Begin RECORDS FOR THIS EXERCISE

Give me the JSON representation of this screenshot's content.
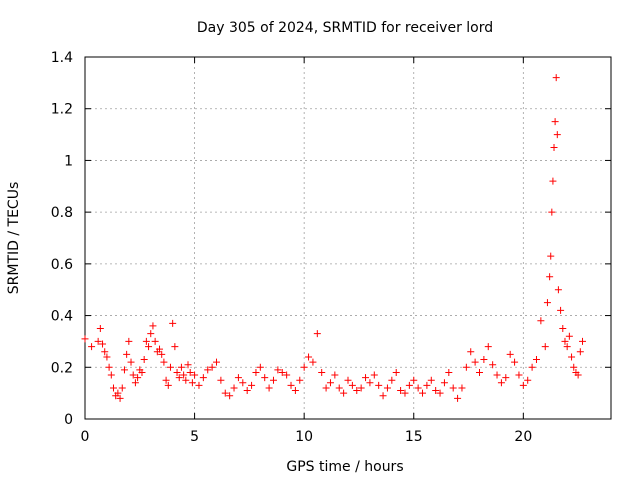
{
  "chart_data": {
    "type": "scatter",
    "title": "Day 305 of 2024, SRMTID for receiver lord",
    "xlabel": "GPS time / hours",
    "ylabel": "SRMTID / TECUs",
    "xlim": [
      0,
      24
    ],
    "ylim": [
      0,
      1.4
    ],
    "xticks": [
      0,
      5,
      10,
      15,
      20
    ],
    "yticks": [
      0,
      0.2,
      0.4,
      0.6,
      0.8,
      1,
      1.2,
      1.4
    ],
    "xtick_labels": [
      "0",
      "5",
      "10",
      "15",
      "20"
    ],
    "ytick_labels": [
      "0",
      "0.2",
      "0.4",
      "0.6",
      "0.8",
      "1",
      "1.2",
      "1.4"
    ],
    "grid": true,
    "marker": "+",
    "color": "#ff0000",
    "series": [
      {
        "name": "SRMTID",
        "x": [
          0.0,
          0.3,
          0.6,
          0.7,
          0.8,
          0.9,
          1.0,
          1.1,
          1.2,
          1.3,
          1.4,
          1.5,
          1.6,
          1.7,
          1.8,
          1.9,
          2.0,
          2.1,
          2.2,
          2.3,
          2.4,
          2.5,
          2.6,
          2.7,
          2.8,
          2.9,
          3.0,
          3.1,
          3.2,
          3.3,
          3.4,
          3.5,
          3.6,
          3.7,
          3.8,
          3.9,
          4.0,
          4.1,
          4.2,
          4.3,
          4.4,
          4.5,
          4.6,
          4.7,
          4.8,
          4.9,
          5.0,
          5.2,
          5.4,
          5.6,
          5.8,
          6.0,
          6.2,
          6.4,
          6.6,
          6.8,
          7.0,
          7.2,
          7.4,
          7.6,
          7.8,
          8.0,
          8.2,
          8.4,
          8.6,
          8.8,
          9.0,
          9.2,
          9.4,
          9.6,
          9.8,
          10.0,
          10.2,
          10.4,
          10.6,
          10.8,
          11.0,
          11.2,
          11.4,
          11.6,
          11.8,
          12.0,
          12.2,
          12.4,
          12.6,
          12.8,
          13.0,
          13.2,
          13.4,
          13.6,
          13.8,
          14.0,
          14.2,
          14.4,
          14.6,
          14.8,
          15.0,
          15.2,
          15.4,
          15.6,
          15.8,
          16.0,
          16.2,
          16.4,
          16.6,
          16.8,
          17.0,
          17.2,
          17.4,
          17.6,
          17.8,
          18.0,
          18.2,
          18.4,
          18.6,
          18.8,
          19.0,
          19.2,
          19.4,
          19.6,
          19.8,
          20.0,
          20.2,
          20.4,
          20.6,
          20.8,
          21.0,
          21.1,
          21.2,
          21.25,
          21.3,
          21.35,
          21.4,
          21.45,
          21.5,
          21.55,
          21.6,
          21.7,
          21.8,
          21.9,
          22.0,
          22.1,
          22.2,
          22.3,
          22.4,
          22.5,
          22.6,
          22.7
        ],
        "y": [
          0.31,
          0.28,
          0.3,
          0.35,
          0.29,
          0.26,
          0.24,
          0.2,
          0.17,
          0.12,
          0.09,
          0.1,
          0.08,
          0.12,
          0.19,
          0.25,
          0.3,
          0.22,
          0.17,
          0.14,
          0.16,
          0.19,
          0.18,
          0.23,
          0.3,
          0.28,
          0.33,
          0.36,
          0.3,
          0.26,
          0.27,
          0.25,
          0.22,
          0.15,
          0.13,
          0.2,
          0.37,
          0.28,
          0.18,
          0.16,
          0.2,
          0.17,
          0.15,
          0.21,
          0.18,
          0.14,
          0.17,
          0.13,
          0.16,
          0.19,
          0.2,
          0.22,
          0.15,
          0.1,
          0.09,
          0.12,
          0.16,
          0.14,
          0.11,
          0.13,
          0.18,
          0.2,
          0.16,
          0.12,
          0.15,
          0.19,
          0.18,
          0.17,
          0.13,
          0.11,
          0.15,
          0.2,
          0.24,
          0.22,
          0.33,
          0.18,
          0.12,
          0.14,
          0.17,
          0.12,
          0.1,
          0.15,
          0.13,
          0.11,
          0.12,
          0.16,
          0.14,
          0.17,
          0.13,
          0.09,
          0.12,
          0.15,
          0.18,
          0.11,
          0.1,
          0.13,
          0.15,
          0.12,
          0.1,
          0.13,
          0.15,
          0.11,
          0.1,
          0.14,
          0.18,
          0.12,
          0.08,
          0.12,
          0.2,
          0.26,
          0.22,
          0.18,
          0.23,
          0.28,
          0.21,
          0.17,
          0.14,
          0.16,
          0.25,
          0.22,
          0.17,
          0.13,
          0.15,
          0.2,
          0.23,
          0.38,
          0.28,
          0.45,
          0.55,
          0.63,
          0.8,
          0.92,
          1.05,
          1.15,
          1.32,
          1.1,
          0.5,
          0.42,
          0.35,
          0.3,
          0.28,
          0.32,
          0.24,
          0.2,
          0.18,
          0.17,
          0.26,
          0.3
        ]
      }
    ]
  }
}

End RECORDS FOR THIS EXERCISE

**SET EXERCISE**
Copy every line of the records above that contains "SRMTID".

**ANSWER BELOW**
    "title": "Day 305 of 2024, SRMTID for receiver lord",
    "ylabel": "SRMTID / TECUs",
        "name": "SRMTID",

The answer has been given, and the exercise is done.